• PASSAGE SHOWN:
◇ ◇ ◇ ◇ ◇ ◇ ◇
Gates is spending a fortune paying governors and states so they will adopt common core standards, which will then necessitate the expansion of the state longitudinal data systems. Software companies will reap the windfall, as well as Pearson, an educational publishing company that partners with the Gates Foundation. With the mandate of these new assessments having to be completed on line, the computer and assessment companies will realize an infusion of cash. Where this cash will come from is still a question that hasn't been answered; most observers believe the computers mandated will have to be bought by individual school districts which are presently strapped for cash. The districts won't be able to ask their states for assistance as they are pinching pennies themselves.
With the standards and assessments being controlled by private consortia, the ability for the taxpayers to have any say in what their children will be taught (or not taught) is extremely slight, if not impossible.
Susan Ohanian has been following Gates' educational quest for many years and she has posted extensively on The Gates Foundation providing huge infusions of cash to states for their purposes. Ohanian has written an extensive supplement to the latest NY Times article on Gates' involvement and she chronicles how this influence has just about taken over the constitutional rights of states to set educational policy, and how we are on the verge of a national curriculum (which, by the way, is illegal):
In June 2006, Joshua Benton of the Dallas Morning News reported that within the Texas Education Agency, contracts often were not competitively bid but depended on whom one knew at the Gates Foundation. Diane Ravitch was on target in a July 30, 2006 Los Angeles Times piece: "In light of the size of the foundation's endowment, Bill Gates is now the nation's superintendent of schools. He can support whatever he wants, based on any theory or philosophy that appeals to him." This was positioned as an opinion piece and there was no follow-up from the education press.
Dillon's mention that National Governors Association and the Council of Chief State School Officers (CSSEO) received "millions of dollars" is rather like identifying half a dozen root canals as "a dental procedure." Since January 2008, Gates has shelled out more than $35 million to the Council of Chief School Officers and the National Governors Association Center for Best Practices, the two primary organizations charged with drafting and promoting common standards. Daniel Goldman's Bill Gates' School Crusade (Bloomberg Businessweek, 7/15/10) was one of two articles I found revealing that the Bill and Melinda Gates Foundation "bankrolled the development of the common curriculum standards." Golden observed that our U. S. Department of Education and the Gates Foundation "move in apparent lockstep" on an agenda which is "an intellectual cousin of the Bush administration's 2002 No Child Left Behind law."
◇ ◇ ◇ ◇ ◇ ◇ ◇
• DATA:
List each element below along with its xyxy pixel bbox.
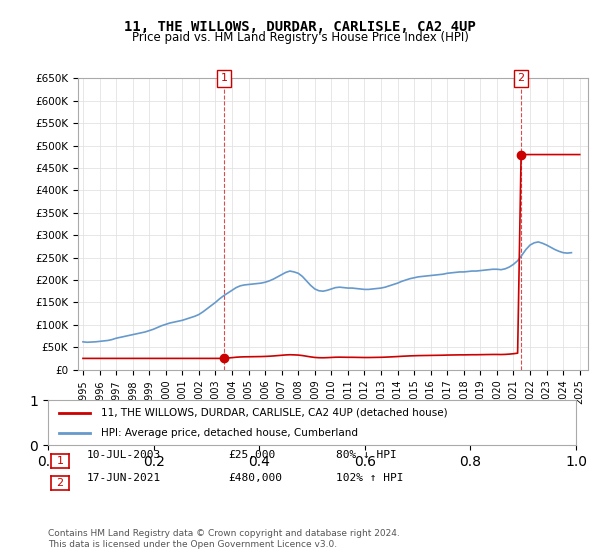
◇ ◇ ◇ ◇ ◇ ◇ ◇
• EXERCISE REQUIREMENTS:
1. Copy the passage about the Gates Foundation and common core standards from "With the standards" to "if not impossible.".
2. In the passage on the Gates Foundation and common core standards, how much has Gates given since January 2008 to the Council of Chief School Officers and the National Governors Association Center for Best Practices?
3. Continue the passage on the Gates Foundation and common core standards from where it stops.

• TASK RESPONSES:
1.
With the standards and assessments being controlled by private consortia, the ability for the taxpayers to have any say in what their children will be taught (or not taught) is extremely slight, if not impossible.

2. More than $35 million.

3.
These are just a few of the examples she offers on who the Gates Foundation has been funding in education. Here is her connection to the "school choice" industry and the Gates Foundation:
We--you and I--are paying for Gates' pet projects. Kenneth Saltman points out something few people seem to realize: For every ten dollars given by the Gates Foundation, four dollars is lost from the public wealth in taxes. The philanthropist’s dollars would otherwise go to the public in the form of taxes. So a big chunk of all that money Gates is spending to get teachers on script, destroy tenure, and standardize curriculum is actually OUR money; Bill Gates is using our tax dollars to mold America. And part of the plan--well on its way-- is to de-professionalize teachers. Saltman calls on readers "to stop applying business metaphors and logic to educational thinking derived from discredited market fundamentalism." Such terms as choice, monopoly, turnaround, efficiency need to be dropped in favor of public language and assumptions. Taxpayers are subsidizing (as tax-free) an organization bent on undermining their best interests. [See Kenneth Saltman's The Gift of Education: Public Education and Venture Philanthropy and Philip Kovacs' edited collection, The Gates Foundation and the Future of U. S. "Public" Schools.
This is a takeover of education. Gates and others can couch it in terms of choice and turnaround schools, etc, but the fact remains, these models of providing education and the delivery and setting of standards/assessments/curriculum is being set by private companies, the National Governor's Association (NGA) and the Council of Chief State School Officers (CCSSO).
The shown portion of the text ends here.